> Your task
Make an exact copy of all the entries below, with the pictures left out.

*** Dataset extract ***

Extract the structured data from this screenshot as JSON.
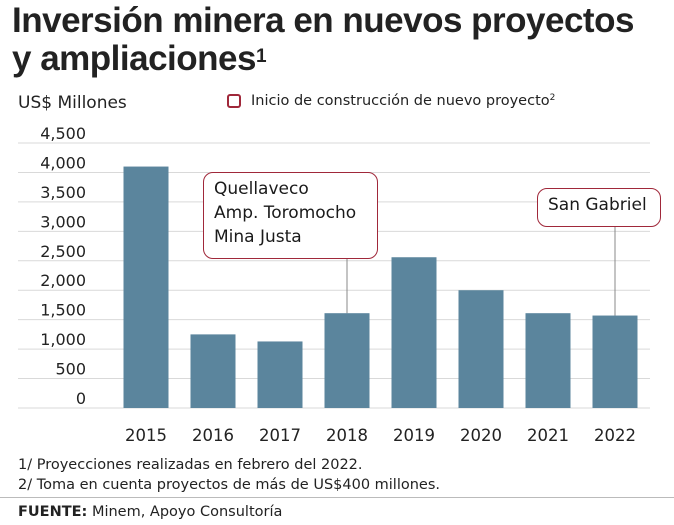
{
  "title_line1": "Inversión minera en nuevos proyectos",
  "title_line2": "y ampliaciones",
  "title_sup": "1",
  "unit_label": "US$ Millones",
  "legend_label": "Inicio de construcción de nuevo proyecto",
  "legend_sup": "2",
  "colors": {
    "bar": "#5b859d",
    "accent": "#a0283a",
    "grid": "#d9d9d9"
  },
  "chart_data": {
    "type": "bar",
    "categories": [
      "2015",
      "2016",
      "2017",
      "2018",
      "2019",
      "2020",
      "2021",
      "2022"
    ],
    "values": [
      4100,
      1250,
      1130,
      1610,
      2560,
      2000,
      1610,
      1570
    ],
    "ylim": [
      0,
      4500
    ],
    "yticks": [
      "0",
      "500",
      "1,000",
      "1,500",
      "2,000",
      "2,500",
      "3,000",
      "3,500",
      "4,000",
      "4,500"
    ],
    "grid": true,
    "annotations": [
      {
        "category": "2018",
        "lines": [
          "Quellaveco",
          "Amp. Toromocho",
          "Mina Justa"
        ]
      },
      {
        "category": "2022",
        "lines": [
          "San Gabriel"
        ]
      }
    ]
  },
  "notes": [
    "1/ Proyecciones realizadas en febrero del 2022.",
    "2/ Toma en cuenta proyectos de más de US$400 millones."
  ],
  "source_label": "FUENTE:",
  "source_text": "Minem, Apoyo Consultoría"
}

***

> Task answer
Extract the structured data from this screenshot as JSON.
{
  "title_line1": "Inversión minera en nuevos proyectos",
  "title_line2": "y ampliaciones",
  "title_sup": "1",
  "unit_label": "US$ Millones",
  "legend_label": "Inicio de construcción de nuevo proyecto",
  "legend_sup": "2",
  "colors": {
    "bar": "#5b859d",
    "accent": "#a0283a",
    "grid": "#d9d9d9"
  },
  "chart_data": {
    "type": "bar",
    "categories": [
      "2015",
      "2016",
      "2017",
      "2018",
      "2019",
      "2020",
      "2021",
      "2022"
    ],
    "values": [
      4100,
      1250,
      1130,
      1610,
      2560,
      2000,
      1610,
      1570
    ],
    "ylim": [
      0,
      4500
    ],
    "yticks": [
      "0",
      "500",
      "1,000",
      "1,500",
      "2,000",
      "2,500",
      "3,000",
      "3,500",
      "4,000",
      "4,500"
    ],
    "grid": true,
    "annotations": [
      {
        "category": "2018",
        "lines": [
          "Quellaveco",
          "Amp. Toromocho",
          "Mina Justa"
        ]
      },
      {
        "category": "2022",
        "lines": [
          "San Gabriel"
        ]
      }
    ]
  },
  "notes": [
    "1/ Proyecciones realizadas en febrero del 2022.",
    "2/ Toma en cuenta proyectos de más de US$400 millones."
  ],
  "source_label": "FUENTE:",
  "source_text": "Minem, Apoyo Consultoría"
}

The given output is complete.